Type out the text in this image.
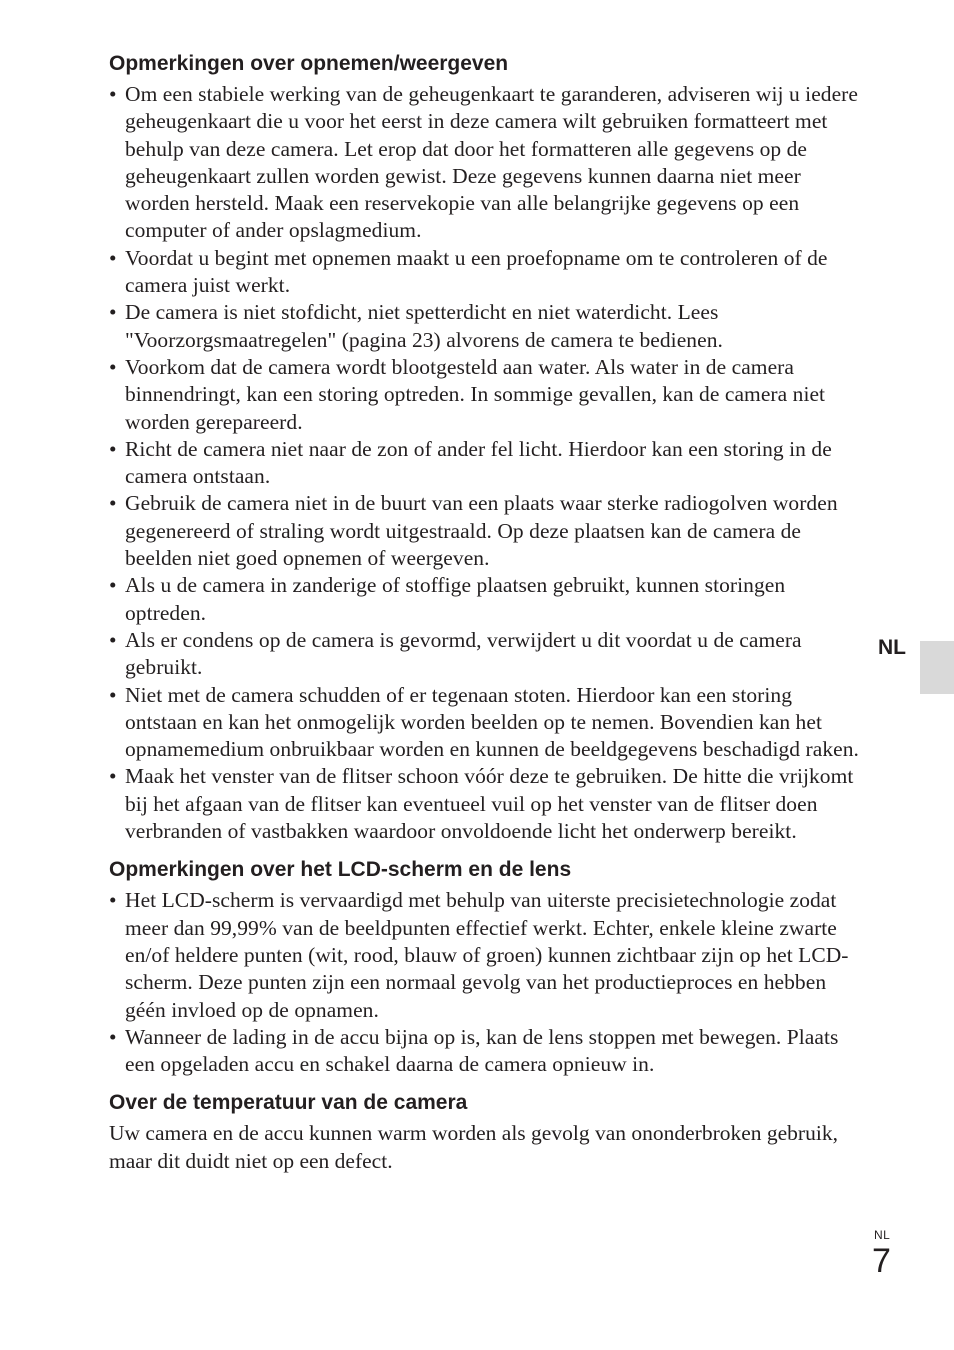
Opmerkingen over opnemen/weergeven
• Om een stabiele werking van de geheugenkaart te garanderen, adviseren wij u iedere geheugenkaart die u voor het eerst in deze camera wilt gebruiken formatteert met behulp van deze camera. Let erop dat door het formatteren alle gegevens op de geheugenkaart zullen worden gewist. Deze gegevens kunnen daarna niet meer worden hersteld. Maak een reservekopie van alle belangrijke gegevens op een computer of ander opslagmedium.
• Voordat u begint met opnemen maakt u een proefopname om te controleren of de camera juist werkt.
• De camera is niet stofdicht, niet spetterdicht en niet waterdicht. Lees "Voorzorgsmaatregelen" (pagina 23) alvorens de camera te bedienen.
• Voorkom dat de camera wordt blootgesteld aan water. Als water in de camera binnendringt, kan een storing optreden. In sommige gevallen, kan de camera niet worden gerepareerd.
• Richt de camera niet naar de zon of ander fel licht. Hierdoor kan een storing in de camera ontstaan.
• Gebruik de camera niet in de buurt van een plaats waar sterke radiogolven worden gegenereerd of straling wordt uitgestraald. Op deze plaatsen kan de camera de beelden niet goed opnemen of weergeven.
• Als u de camera in zanderige of stoffige plaatsen gebruikt, kunnen storingen optreden.
• Als er condens op de camera is gevormd, verwijdert u dit voordat u de camera gebruikt.
• Niet met de camera schudden of er tegenaan stoten. Hierdoor kan een storing ontstaan en kan het onmogelijk worden beelden op te nemen. Bovendien kan het opnamemedium onbruikbaar worden en kunnen de beeldgegevens beschadigd raken.
• Maak het venster van de flitser schoon vóór deze te gebruiken. De hitte die vrijkomt bij het afgaan van de flitser kan eventueel vuil op het venster van de flitser doen verbranden of vastbakken waardoor onvoldoende licht het onderwerp bereikt.
Opmerkingen over het LCD-scherm en de lens
• Het LCD-scherm is vervaardigd met behulp van uiterste precisietechnologie zodat meer dan 99,99% van de beeldpunten effectief werkt. Echter, enkele kleine zwarte en/of heldere punten (wit, rood, blauw of groen) kunnen zichtbaar zijn op het LCD-scherm. Deze punten zijn een normaal gevolg van het productieproces en hebben géén invloed op de opnamen.
• Wanneer de lading in de accu bijna op is, kan de lens stoppen met bewegen. Plaats een opgeladen accu en schakel daarna de camera opnieuw in.
Over de temperatuur van de camera

Uw camera en de accu kunnen warm worden als gevolg van ononderbroken gebruik, maar dit duidt niet op een defect.

NL
NL
7
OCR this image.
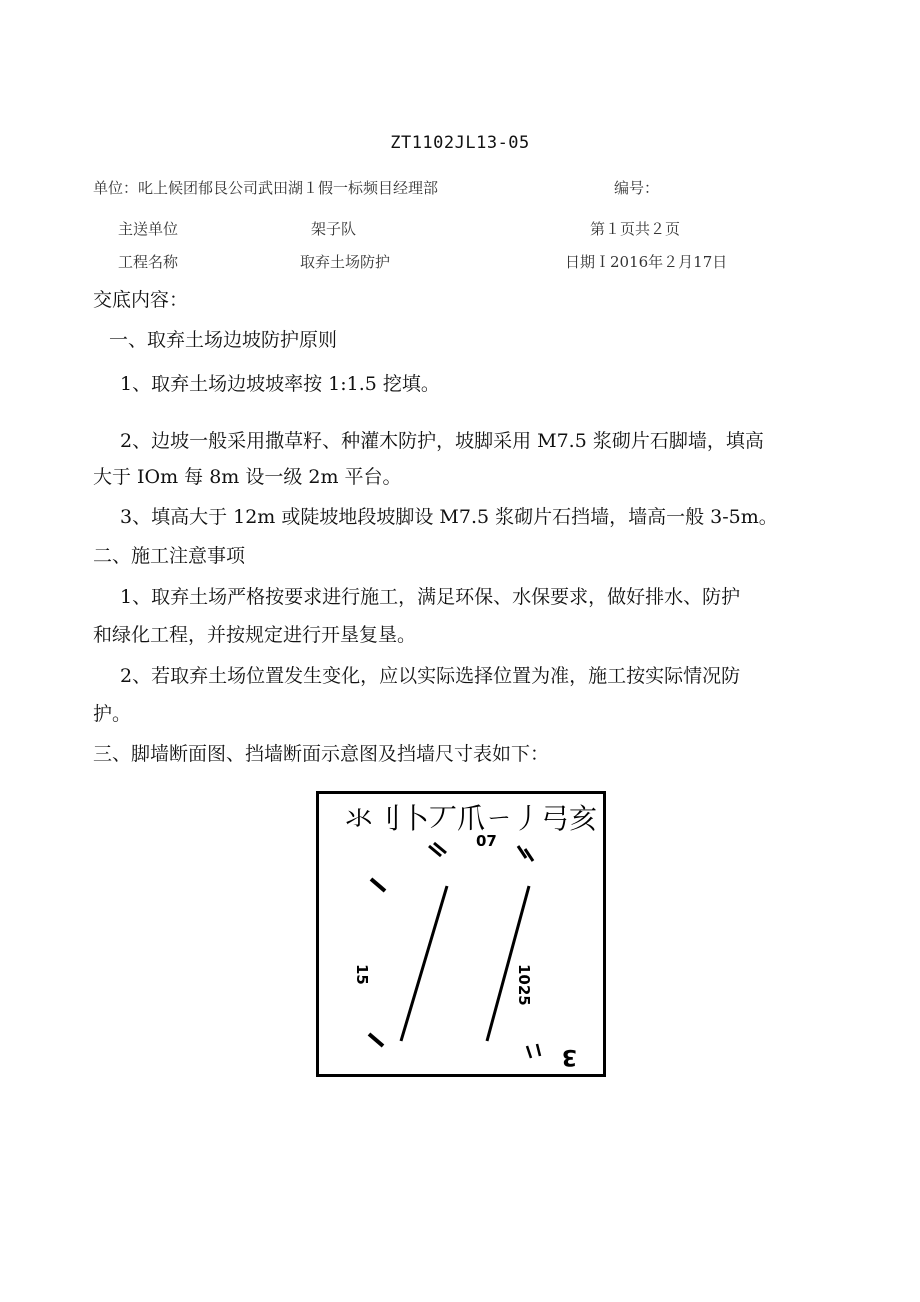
ZT1102JL13-05
单位：叱上候团郁艮公司武田湖１假一标频目经理部	编号：
主送单位	架子队	第１页共２页
工程名称	取弃土场防护	日期Ｉ2016年２月17日
交底内容：
一、取弃土场边坡防护原则
1、取弃土场边坡坡率按 1:1.5 挖填。
2、边坡一般采用撒草籽、种灌木防护，坡脚采用 M7.5 浆砌片石脚墙，填高
大于 IOm 每 8m 设一级 2m 平台。
3、填高大于 12m 或陡坡地段坡脚设 M7.5 浆砌片石挡墙，墙高一般 3-5m。
二、施工注意事项
1、取弃土场严格按要求进行施工，满足环保、水保要求，做好排水、防护
和绿化工程，并按规定进行开垦复垦。
2、若取弃土场位置发生变化，应以实际选择位置为准，施工按实际情况防
护。
三、脚墙断面图、挡墙断面示意图及挡墙尺寸表如下：
氺刂卜丆爪ㄧ丿弓亥
07
15	1025
3
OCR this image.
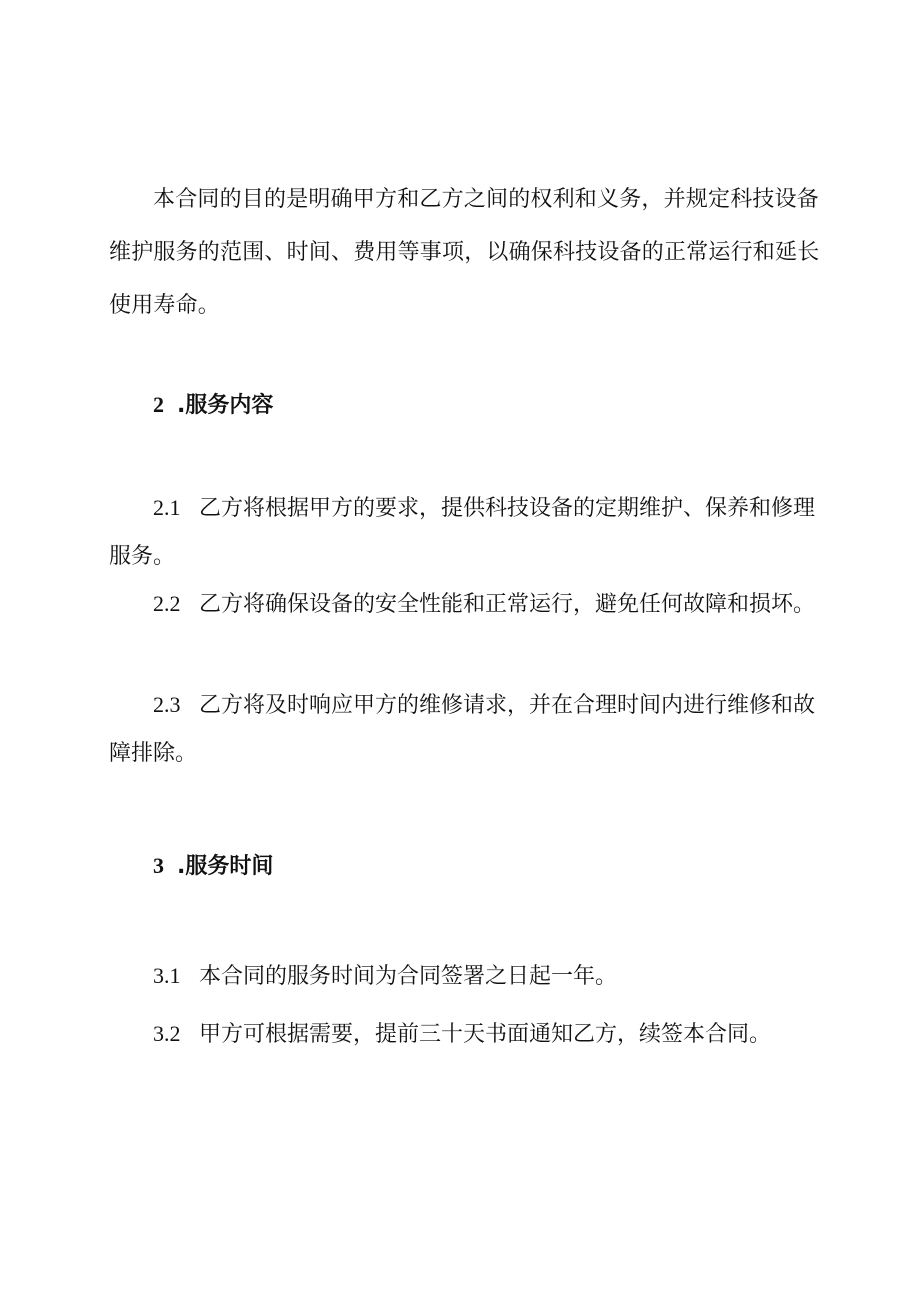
本合同的目的是明确甲方和乙方之间的权利和义务，并规定科技设备维护服务的范围、时间、费用等事项，以确保科技设备的正常运行和延长使用寿命。

2 .服务内容

2.1 乙方将根据甲方的要求，提供科技设备的定期维护、保养和修理服务。

2.2 乙方将确保设备的安全性能和正常运行，避免任何故障和损坏。

2.3 乙方将及时响应甲方的维修请求，并在合理时间内进行维修和故障排除。

3 .服务时间

3.1 本合同的服务时间为合同签署之日起一年。

3.2 甲方可根据需要，提前三十天书面通知乙方，续签本合同。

++++++

**TASK STATEMENT**: Write the records above out again exactly, with no pictures in your copy.

**FINAL RESULT**:
Type out the text in this image.
Opmerkingen over opnemen/weergeven
• Om een stabiele werking van de geheugenkaart te garanderen, adviseren wij u iedere geheugenkaart die u voor het eerst in deze camera wilt gebruiken formatteert met behulp van deze camera. Let erop dat door het formatteren alle gegevens op de geheugenkaart zullen worden gewist. Deze gegevens kunnen daarna niet meer worden hersteld. Maak een reservekopie van alle belangrijke gegevens op een computer of ander opslagmedium.
• Voordat u begint met opnemen maakt u een proefopname om te controleren of de camera juist werkt.
• De camera is niet stofdicht, niet spetterdicht en niet waterdicht. Lees "Voorzorgsmaatregelen" (pagina 23) alvorens de camera te bedienen.
• Voorkom dat de camera wordt blootgesteld aan water. Als water in de camera binnendringt, kan een storing optreden. In sommige gevallen, kan de camera niet worden gerepareerd.
• Richt de camera niet naar de zon of ander fel licht. Hierdoor kan een storing in de camera ontstaan.
• Gebruik de camera niet in de buurt van een plaats waar sterke radiogolven worden gegenereerd of straling wordt uitgestraald. Op deze plaatsen kan de camera de beelden niet goed opnemen of weergeven.
• Als u de camera in zanderige of stoffige plaatsen gebruikt, kunnen storingen optreden.
• Als er condens op de camera is gevormd, verwijdert u dit voordat u de camera gebruikt.
• Niet met de camera schudden of er tegenaan stoten. Hierdoor kan een storing ontstaan en kan het onmogelijk worden beelden op te nemen. Bovendien kan het opnamemedium onbruikbaar worden en kunnen de beeldgegevens beschadigd raken.
• Maak het venster van de flitser schoon vóór deze te gebruiken. De hitte die vrijkomt bij het afgaan van de flitser kan eventueel vuil op het venster van de flitser doen verbranden of vastbakken waardoor onvoldoende licht het onderwerp bereikt.
Opmerkingen over het LCD-scherm en de lens
• Het LCD-scherm is vervaardigd met behulp van uiterste precisietechnologie zodat meer dan 99,99% van de beeldpunten effectief werkt. Echter, enkele kleine zwarte en/of heldere punten (wit, rood, blauw of groen) kunnen zichtbaar zijn op het LCD-scherm. Deze punten zijn een normaal gevolg van het productieproces en hebben géén invloed op de opnamen.
• Wanneer de lading in de accu bijna op is, kan de lens stoppen met bewegen. Plaats een opgeladen accu en schakel daarna de camera opnieuw in.
Over de temperatuur van de camera

Uw camera en de accu kunnen warm worden als gevolg van ononderbroken gebruik, maar dit duidt niet op een defect.

NL
NL
7
OCR this image.
ZT1102JL13-05
单位：叱上候团郁艮公司武田湖１假一标频目经理部	编号：
主送单位	架子队	第１页共２页
工程名称	取弃土场防护	日期Ｉ2016年２月17日
交底内容：
一、取弃土场边坡防护原则
1、取弃土场边坡坡率按 1:1.5 挖填。
2、边坡一般采用撒草籽、种灌木防护，坡脚采用 M7.5 浆砌片石脚墙，填高
大于 IOm 每 8m 设一级 2m 平台。
3、填高大于 12m 或陡坡地段坡脚设 M7.5 浆砌片石挡墙，墙高一般 3-5m。
二、施工注意事项
1、取弃土场严格按要求进行施工，满足环保、水保要求，做好排水、防护
和绿化工程，并按规定进行开垦复垦。
2、若取弃土场位置发生变化，应以实际选择位置为准，施工按实际情况防
护。
三、脚墙断面图、挡墙断面示意图及挡墙尺寸表如下：
氺刂卜丆爪ㄧ丿弓亥
07
15	1025
3
OCR this image.
本合同的目的是明确甲方和乙方之间的权利和义务，并规定科技设备维护服务的范围、时间、费用等事项，以确保科技设备的正常运行和延长使用寿命。

2 .服务内容

2.1 乙方将根据甲方的要求，提供科技设备的定期维护、保养和修理服务。

2.2 乙方将确保设备的安全性能和正常运行，避免任何故障和损坏。

2.3 乙方将及时响应甲方的维修请求，并在合理时间内进行维修和故障排除。

3 .服务时间

3.1 本合同的服务时间为合同签署之日起一年。

3.2 甲方可根据需要，提前三十天书面通知乙方，续签本合同。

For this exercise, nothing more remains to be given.